**Problem requirements**
Locate and copy all lines bearing the word "покажет".

◇ ◇ ◇ ◇ ◇

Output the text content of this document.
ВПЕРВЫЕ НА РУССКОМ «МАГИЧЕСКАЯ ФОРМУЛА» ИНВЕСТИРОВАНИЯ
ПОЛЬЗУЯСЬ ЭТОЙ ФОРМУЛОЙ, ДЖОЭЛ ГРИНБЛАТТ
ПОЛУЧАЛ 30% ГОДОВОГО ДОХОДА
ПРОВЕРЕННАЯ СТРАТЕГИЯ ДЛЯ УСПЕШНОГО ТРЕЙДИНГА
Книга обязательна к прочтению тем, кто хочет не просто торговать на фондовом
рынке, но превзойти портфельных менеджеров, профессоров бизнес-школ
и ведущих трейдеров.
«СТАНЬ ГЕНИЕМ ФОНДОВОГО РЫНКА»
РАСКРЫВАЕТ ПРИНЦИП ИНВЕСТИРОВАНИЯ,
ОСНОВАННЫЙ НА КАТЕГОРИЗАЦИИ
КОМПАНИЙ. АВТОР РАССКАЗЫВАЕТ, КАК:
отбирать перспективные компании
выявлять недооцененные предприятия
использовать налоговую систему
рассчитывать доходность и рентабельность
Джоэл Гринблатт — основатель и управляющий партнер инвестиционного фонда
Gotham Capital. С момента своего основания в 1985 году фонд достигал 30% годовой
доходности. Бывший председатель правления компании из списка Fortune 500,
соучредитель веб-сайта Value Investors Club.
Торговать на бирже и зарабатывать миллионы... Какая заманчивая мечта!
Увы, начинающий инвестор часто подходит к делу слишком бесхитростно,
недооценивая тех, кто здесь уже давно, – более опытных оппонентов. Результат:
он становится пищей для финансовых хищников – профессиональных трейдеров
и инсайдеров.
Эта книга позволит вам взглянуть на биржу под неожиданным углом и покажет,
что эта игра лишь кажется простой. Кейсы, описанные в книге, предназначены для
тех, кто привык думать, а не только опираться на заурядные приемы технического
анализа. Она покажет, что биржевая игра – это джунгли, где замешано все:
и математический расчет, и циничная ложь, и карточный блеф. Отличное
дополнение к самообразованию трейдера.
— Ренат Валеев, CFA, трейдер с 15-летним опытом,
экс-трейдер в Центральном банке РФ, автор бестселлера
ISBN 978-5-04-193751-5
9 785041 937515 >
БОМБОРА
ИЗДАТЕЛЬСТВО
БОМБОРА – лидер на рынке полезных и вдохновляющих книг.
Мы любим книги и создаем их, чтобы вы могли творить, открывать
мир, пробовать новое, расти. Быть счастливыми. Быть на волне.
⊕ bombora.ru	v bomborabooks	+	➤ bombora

◇ ◇ ◇ ◇ ◇

**Answer to the problem**
Эта книга позволит вам взглянуть на биржу под неожиданным углом и покажет,
анализа. Она покажет, что биржевая игра – это джунгли, где замешано все:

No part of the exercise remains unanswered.